◆ Material for this task:

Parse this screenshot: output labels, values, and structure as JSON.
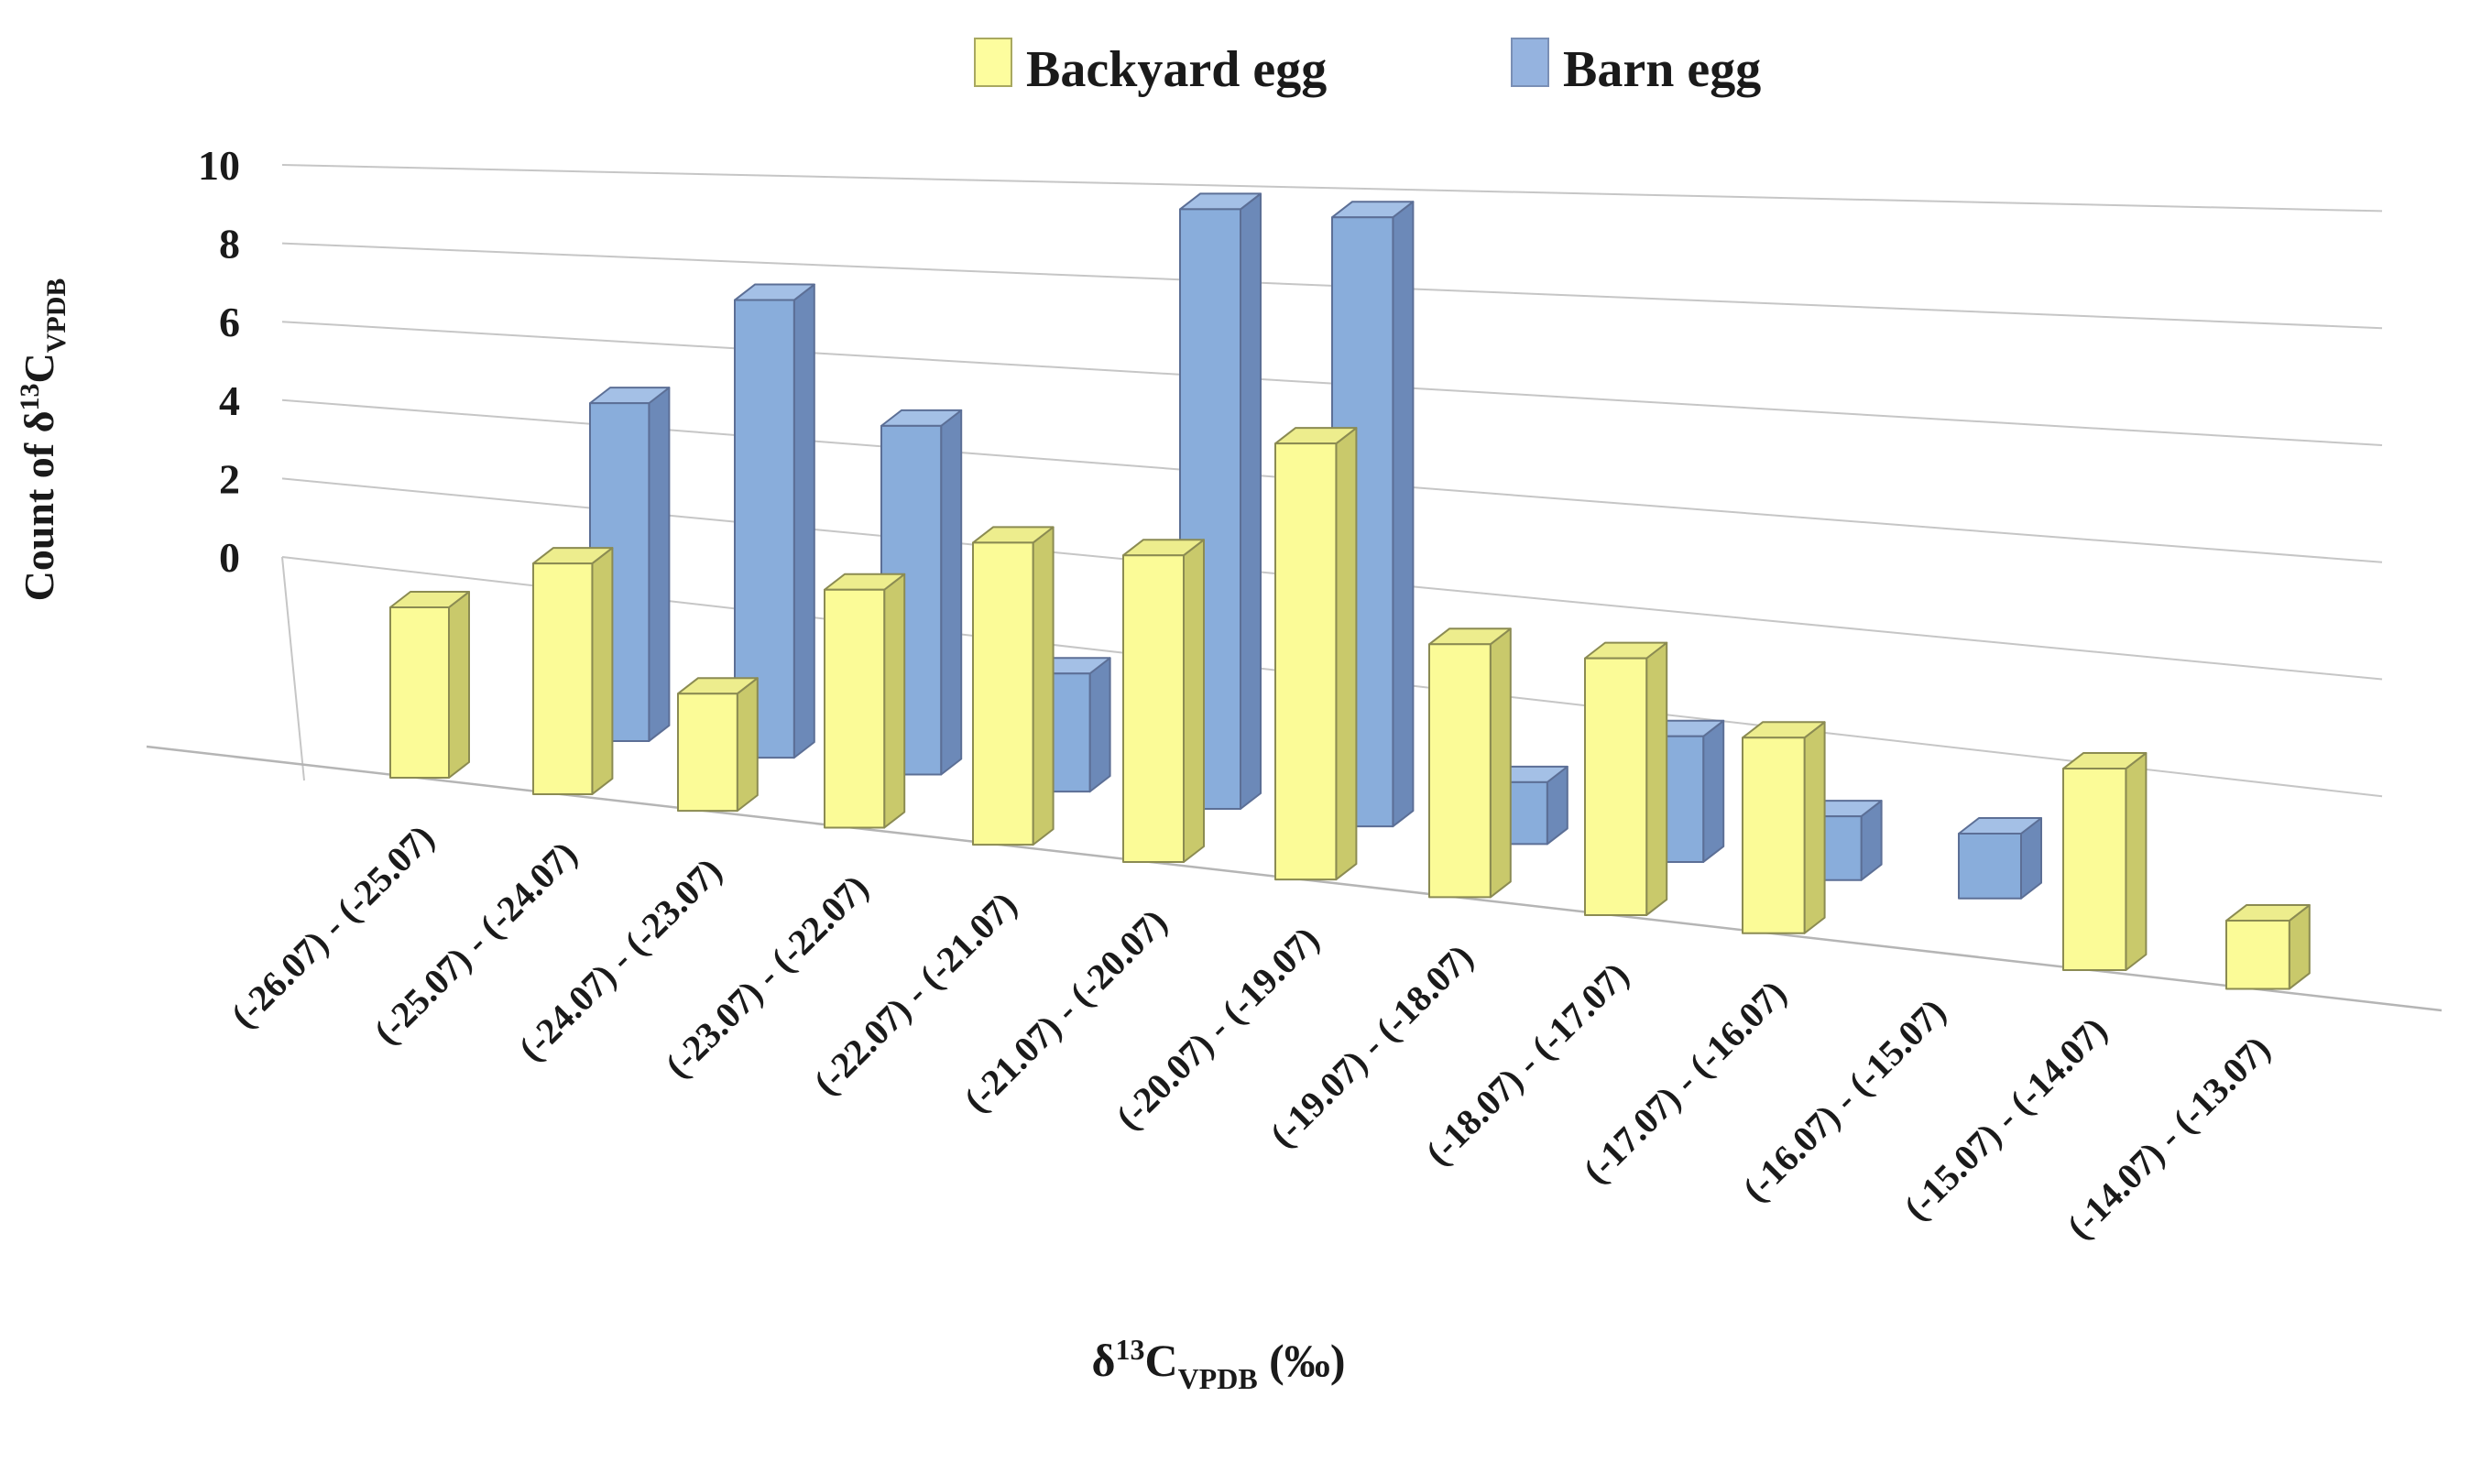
{
  "chart_data": {
    "type": "bar",
    "variant": "3d-clustered-column",
    "title": "",
    "categories": [
      "(-26.07) - (-25.07)",
      "(-25.07) - (-24.07)",
      "(-24.07) - (-23.07)",
      "(-23.07) - (-22.07)",
      "(-22.07) - (-21.07)",
      "(-21.07) - (-20.07)",
      "(-20.07) - (-19.07)",
      "(-19.07) - (-18.07)",
      "(-18.07) - (-17.07)",
      "(-17.07) - (-16.07)",
      "(-16.07) - (-15.07)",
      "(-15.07) - (-14.07)",
      "(-14.07) - (-13.07)"
    ],
    "series": [
      {
        "name": "Backyard egg",
        "values": [
          3,
          4,
          2,
          4,
          5,
          5,
          7,
          4,
          4,
          3,
          0,
          3,
          1
        ]
      },
      {
        "name": "Barn egg",
        "values": [
          0,
          6,
          8,
          6,
          2,
          10,
          10,
          1,
          2,
          1,
          1,
          0,
          0
        ]
      }
    ],
    "xlabel": "δ13CVPDB (‰)",
    "ylabel": "Count of δ13CVPDB",
    "ylim": [
      0,
      10
    ],
    "yticks": [
      "0",
      "2",
      "4",
      "6",
      "8",
      "10"
    ],
    "grid": true,
    "legend_position": "top-center"
  },
  "legend": {
    "items": [
      {
        "label": "Backyard egg",
        "swatch_color": "#FDFD9E",
        "swatch_border": "#A8A860"
      },
      {
        "label": "Barn egg",
        "swatch_color": "#95B3DF",
        "swatch_border": "#7A8FB5"
      }
    ]
  },
  "y_axis": {
    "label_parts": {
      "prefix": "Count of δ",
      "sup": "13",
      "mid": "C",
      "sub": "VPDB"
    },
    "ticks": [
      "0",
      "2",
      "4",
      "6",
      "8",
      "10"
    ]
  },
  "x_axis": {
    "title_parts": {
      "prefix": "δ",
      "sup": "13",
      "mid": "C",
      "sub": "VPDB",
      "suffix": " (‰)"
    }
  },
  "colors": {
    "backyard_front": "#FBFB97",
    "backyard_top": "#EDED8D",
    "backyard_side": "#C9C96B",
    "backyard_stroke": "#8B8B52",
    "barn_front": "#89ADDB",
    "barn_top": "#A4C0E6",
    "barn_side": "#6C89B8",
    "barn_stroke": "#5C6F96",
    "gridline": "#C6C6C6",
    "floor_edge": "#B5B5B5",
    "text": "#1a1a1a"
  }
}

◆ What you have to do:
Exclude the pictures, and transcribe all of the material exactly.

◆ Complete response:
Parse this screenshot: output labels, values, and structure as JSON.
{
  "chart_data": {
    "type": "bar",
    "variant": "3d-clustered-column",
    "title": "",
    "categories": [
      "(-26.07) - (-25.07)",
      "(-25.07) - (-24.07)",
      "(-24.07) - (-23.07)",
      "(-23.07) - (-22.07)",
      "(-22.07) - (-21.07)",
      "(-21.07) - (-20.07)",
      "(-20.07) - (-19.07)",
      "(-19.07) - (-18.07)",
      "(-18.07) - (-17.07)",
      "(-17.07) - (-16.07)",
      "(-16.07) - (-15.07)",
      "(-15.07) - (-14.07)",
      "(-14.07) - (-13.07)"
    ],
    "series": [
      {
        "name": "Backyard egg",
        "values": [
          3,
          4,
          2,
          4,
          5,
          5,
          7,
          4,
          4,
          3,
          0,
          3,
          1
        ]
      },
      {
        "name": "Barn egg",
        "values": [
          0,
          6,
          8,
          6,
          2,
          10,
          10,
          1,
          2,
          1,
          1,
          0,
          0
        ]
      }
    ],
    "xlabel": "δ13CVPDB (‰)",
    "ylabel": "Count of δ13CVPDB",
    "ylim": [
      0,
      10
    ],
    "yticks": [
      "0",
      "2",
      "4",
      "6",
      "8",
      "10"
    ],
    "grid": true,
    "legend_position": "top-center"
  },
  "legend": {
    "items": [
      {
        "label": "Backyard egg",
        "swatch_color": "#FDFD9E",
        "swatch_border": "#A8A860"
      },
      {
        "label": "Barn egg",
        "swatch_color": "#95B3DF",
        "swatch_border": "#7A8FB5"
      }
    ]
  },
  "y_axis": {
    "label_parts": {
      "prefix": "Count of δ",
      "sup": "13",
      "mid": "C",
      "sub": "VPDB"
    },
    "ticks": [
      "0",
      "2",
      "4",
      "6",
      "8",
      "10"
    ]
  },
  "x_axis": {
    "title_parts": {
      "prefix": "δ",
      "sup": "13",
      "mid": "C",
      "sub": "VPDB",
      "suffix": " (‰)"
    }
  },
  "colors": {
    "backyard_front": "#FBFB97",
    "backyard_top": "#EDED8D",
    "backyard_side": "#C9C96B",
    "backyard_stroke": "#8B8B52",
    "barn_front": "#89ADDB",
    "barn_top": "#A4C0E6",
    "barn_side": "#6C89B8",
    "barn_stroke": "#5C6F96",
    "gridline": "#C6C6C6",
    "floor_edge": "#B5B5B5",
    "text": "#1a1a1a"
  }
}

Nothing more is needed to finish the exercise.